━━ THE RECORDS ━━

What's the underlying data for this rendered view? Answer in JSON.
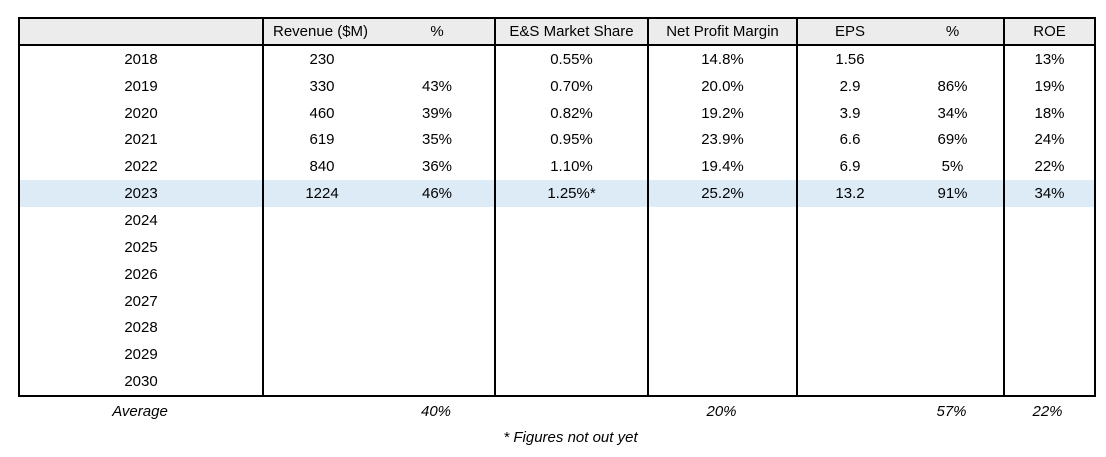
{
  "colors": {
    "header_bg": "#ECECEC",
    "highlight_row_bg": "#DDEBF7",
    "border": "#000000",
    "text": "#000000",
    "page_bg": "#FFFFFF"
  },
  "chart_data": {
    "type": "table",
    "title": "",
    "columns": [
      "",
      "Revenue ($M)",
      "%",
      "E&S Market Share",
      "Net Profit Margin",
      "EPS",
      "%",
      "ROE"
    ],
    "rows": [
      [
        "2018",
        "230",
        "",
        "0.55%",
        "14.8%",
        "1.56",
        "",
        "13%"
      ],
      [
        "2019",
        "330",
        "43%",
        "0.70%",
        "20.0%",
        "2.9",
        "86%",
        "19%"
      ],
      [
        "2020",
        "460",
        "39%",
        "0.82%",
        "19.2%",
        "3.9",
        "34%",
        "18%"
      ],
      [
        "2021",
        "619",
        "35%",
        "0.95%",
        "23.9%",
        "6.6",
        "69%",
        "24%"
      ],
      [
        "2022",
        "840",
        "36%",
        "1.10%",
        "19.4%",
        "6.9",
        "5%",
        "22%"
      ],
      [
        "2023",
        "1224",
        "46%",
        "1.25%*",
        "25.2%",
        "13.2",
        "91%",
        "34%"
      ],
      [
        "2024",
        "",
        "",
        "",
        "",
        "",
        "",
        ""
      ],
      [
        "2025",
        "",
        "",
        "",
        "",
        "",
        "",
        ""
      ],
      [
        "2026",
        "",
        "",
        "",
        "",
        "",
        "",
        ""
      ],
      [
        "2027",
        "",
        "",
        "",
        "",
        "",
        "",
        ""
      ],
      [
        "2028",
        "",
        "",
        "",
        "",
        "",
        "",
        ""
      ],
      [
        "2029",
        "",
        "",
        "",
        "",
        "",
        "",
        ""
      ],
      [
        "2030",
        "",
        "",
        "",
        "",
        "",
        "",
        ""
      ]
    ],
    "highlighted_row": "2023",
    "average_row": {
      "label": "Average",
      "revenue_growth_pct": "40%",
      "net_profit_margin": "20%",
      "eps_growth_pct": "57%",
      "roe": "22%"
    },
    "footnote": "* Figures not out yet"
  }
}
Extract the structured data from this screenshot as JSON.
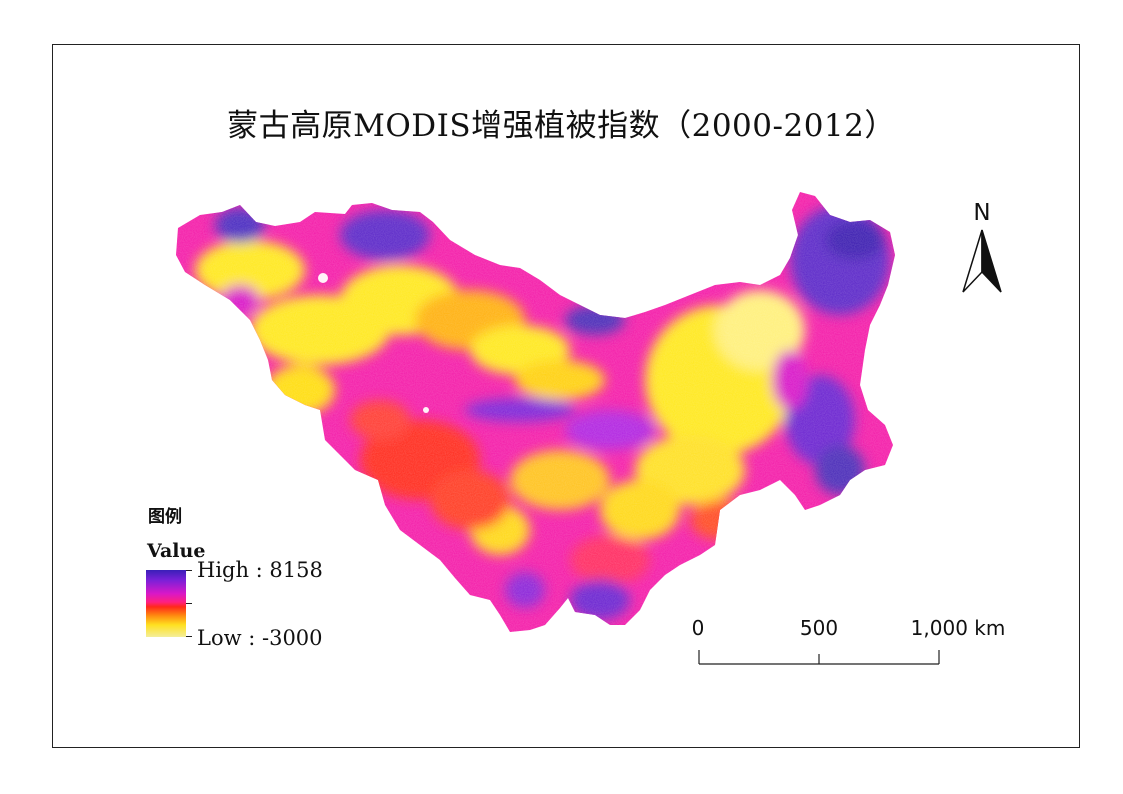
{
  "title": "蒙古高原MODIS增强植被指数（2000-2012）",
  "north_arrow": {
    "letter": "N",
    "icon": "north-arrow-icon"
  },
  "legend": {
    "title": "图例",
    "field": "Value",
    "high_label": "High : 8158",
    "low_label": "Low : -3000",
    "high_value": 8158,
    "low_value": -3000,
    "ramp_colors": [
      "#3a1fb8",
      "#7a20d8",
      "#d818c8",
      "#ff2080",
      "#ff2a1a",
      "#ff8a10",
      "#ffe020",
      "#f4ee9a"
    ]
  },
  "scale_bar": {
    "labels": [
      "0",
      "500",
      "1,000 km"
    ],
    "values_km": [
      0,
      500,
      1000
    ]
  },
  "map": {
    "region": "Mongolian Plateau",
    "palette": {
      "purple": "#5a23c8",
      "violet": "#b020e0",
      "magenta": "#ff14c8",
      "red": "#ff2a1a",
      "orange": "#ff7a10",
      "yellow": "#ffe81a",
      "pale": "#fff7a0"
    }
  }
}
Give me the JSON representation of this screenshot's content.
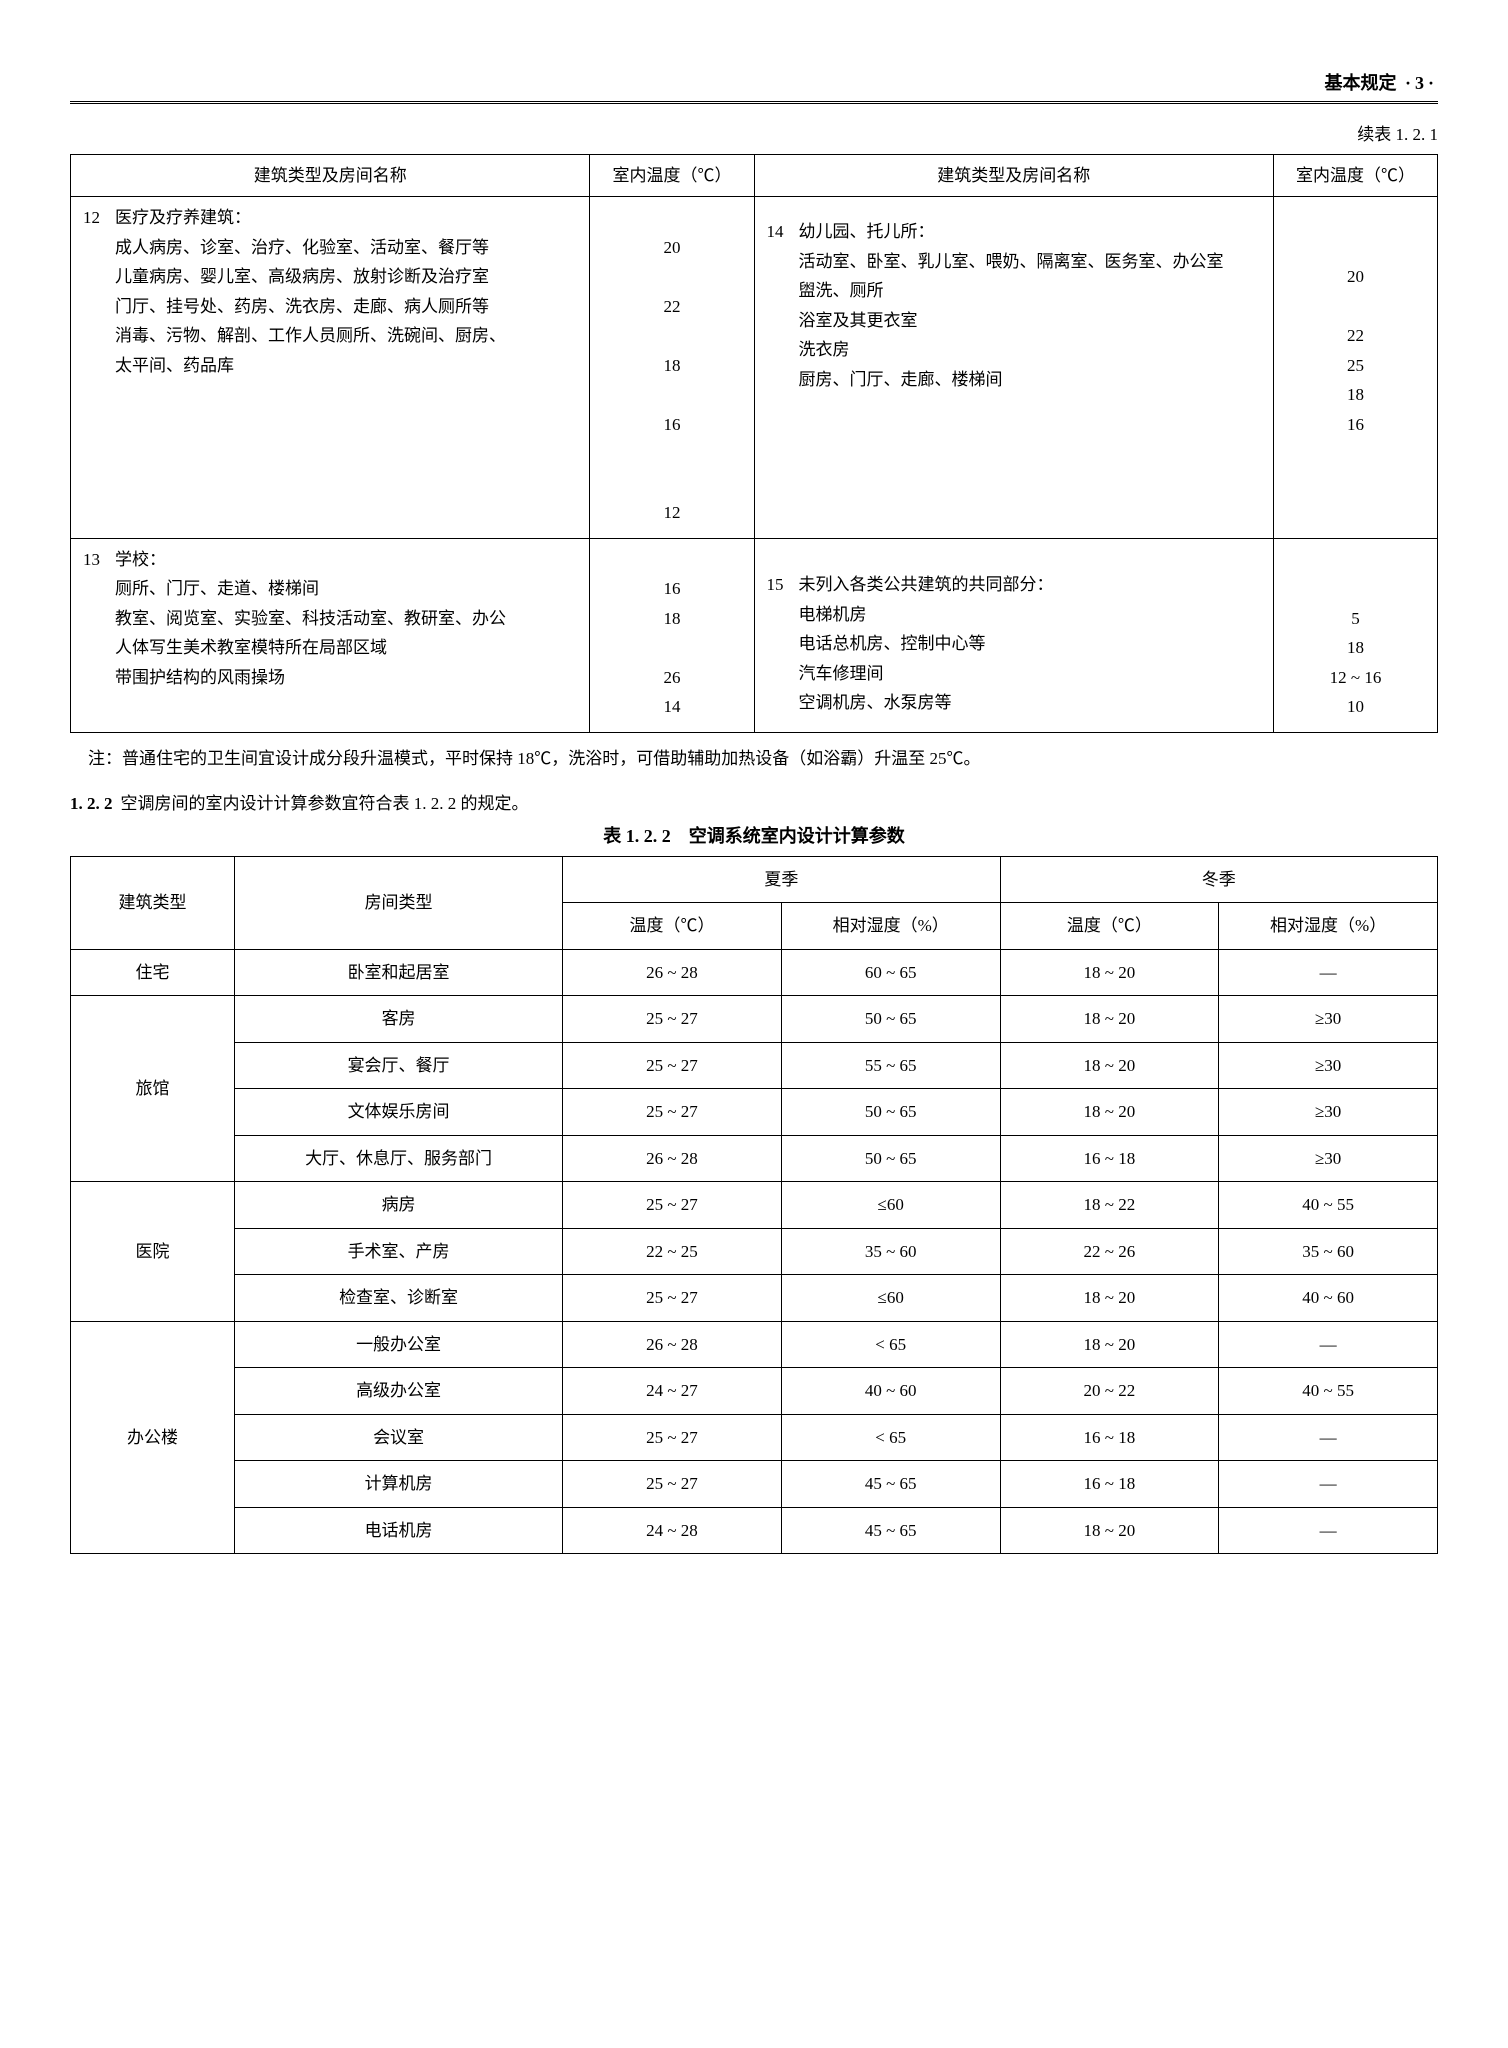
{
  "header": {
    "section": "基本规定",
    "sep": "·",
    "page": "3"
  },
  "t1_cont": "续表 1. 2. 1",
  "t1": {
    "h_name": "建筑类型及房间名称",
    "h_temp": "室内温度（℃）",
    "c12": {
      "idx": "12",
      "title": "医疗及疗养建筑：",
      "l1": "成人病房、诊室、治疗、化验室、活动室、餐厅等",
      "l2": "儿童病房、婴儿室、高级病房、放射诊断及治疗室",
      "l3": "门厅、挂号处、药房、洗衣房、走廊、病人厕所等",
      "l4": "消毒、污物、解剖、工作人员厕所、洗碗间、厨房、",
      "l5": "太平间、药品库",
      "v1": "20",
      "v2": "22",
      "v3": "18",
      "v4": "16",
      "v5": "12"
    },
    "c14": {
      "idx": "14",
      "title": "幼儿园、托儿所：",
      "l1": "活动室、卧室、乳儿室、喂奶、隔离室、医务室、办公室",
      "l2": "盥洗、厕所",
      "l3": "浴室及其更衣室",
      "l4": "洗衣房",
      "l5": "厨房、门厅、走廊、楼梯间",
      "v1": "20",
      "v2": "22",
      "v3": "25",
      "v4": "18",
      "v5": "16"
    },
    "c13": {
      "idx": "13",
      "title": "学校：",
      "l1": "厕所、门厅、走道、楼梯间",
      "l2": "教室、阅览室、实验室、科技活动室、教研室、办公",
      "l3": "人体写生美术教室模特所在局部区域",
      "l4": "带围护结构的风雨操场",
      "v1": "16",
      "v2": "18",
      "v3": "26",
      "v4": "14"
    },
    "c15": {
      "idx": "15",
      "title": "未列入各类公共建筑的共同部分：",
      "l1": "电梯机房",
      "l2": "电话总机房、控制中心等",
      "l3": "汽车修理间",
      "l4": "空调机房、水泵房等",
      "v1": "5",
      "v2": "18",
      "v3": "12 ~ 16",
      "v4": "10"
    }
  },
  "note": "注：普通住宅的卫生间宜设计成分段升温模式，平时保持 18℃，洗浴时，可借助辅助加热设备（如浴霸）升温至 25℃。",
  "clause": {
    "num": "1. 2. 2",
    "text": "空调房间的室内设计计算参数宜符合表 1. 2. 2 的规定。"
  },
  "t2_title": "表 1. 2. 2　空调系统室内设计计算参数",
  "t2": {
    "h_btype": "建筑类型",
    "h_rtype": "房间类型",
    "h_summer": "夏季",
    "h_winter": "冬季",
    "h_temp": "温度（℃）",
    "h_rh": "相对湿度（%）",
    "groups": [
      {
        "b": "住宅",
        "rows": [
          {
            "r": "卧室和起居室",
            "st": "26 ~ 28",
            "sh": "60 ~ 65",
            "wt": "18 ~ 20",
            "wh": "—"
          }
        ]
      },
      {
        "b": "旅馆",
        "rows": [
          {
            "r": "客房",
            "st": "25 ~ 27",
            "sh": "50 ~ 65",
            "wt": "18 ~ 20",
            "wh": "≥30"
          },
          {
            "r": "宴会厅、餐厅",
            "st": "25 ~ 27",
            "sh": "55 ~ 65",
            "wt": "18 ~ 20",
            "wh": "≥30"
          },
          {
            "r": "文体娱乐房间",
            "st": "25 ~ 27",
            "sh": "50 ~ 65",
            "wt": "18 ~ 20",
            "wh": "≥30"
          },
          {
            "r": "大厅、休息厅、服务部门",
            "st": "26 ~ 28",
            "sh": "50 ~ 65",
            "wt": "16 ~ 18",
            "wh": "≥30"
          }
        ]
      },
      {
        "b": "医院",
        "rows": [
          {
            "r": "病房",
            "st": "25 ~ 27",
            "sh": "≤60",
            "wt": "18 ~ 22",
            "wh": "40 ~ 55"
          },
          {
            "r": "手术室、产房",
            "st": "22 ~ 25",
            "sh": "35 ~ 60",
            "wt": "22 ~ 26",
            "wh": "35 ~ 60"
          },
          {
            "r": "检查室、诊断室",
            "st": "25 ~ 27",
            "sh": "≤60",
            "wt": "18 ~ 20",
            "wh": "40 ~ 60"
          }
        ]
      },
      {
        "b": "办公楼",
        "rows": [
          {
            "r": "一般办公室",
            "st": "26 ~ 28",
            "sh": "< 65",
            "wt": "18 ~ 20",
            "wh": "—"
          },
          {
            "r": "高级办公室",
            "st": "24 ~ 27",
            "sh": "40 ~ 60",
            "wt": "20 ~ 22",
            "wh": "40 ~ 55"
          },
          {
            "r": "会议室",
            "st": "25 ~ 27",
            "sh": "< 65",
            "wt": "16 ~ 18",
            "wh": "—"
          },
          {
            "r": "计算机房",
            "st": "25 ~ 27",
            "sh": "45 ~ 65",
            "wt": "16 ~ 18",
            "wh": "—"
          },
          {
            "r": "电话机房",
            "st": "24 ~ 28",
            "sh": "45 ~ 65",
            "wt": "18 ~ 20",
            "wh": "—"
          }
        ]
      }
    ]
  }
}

━━━

Pick every line with "text" in it and copy it.

* WORKED SOLUTION
    "text": "#000000",
    "text": "空调房间的室内设计计算参数宜符合表 1. 2. 2 的规定。"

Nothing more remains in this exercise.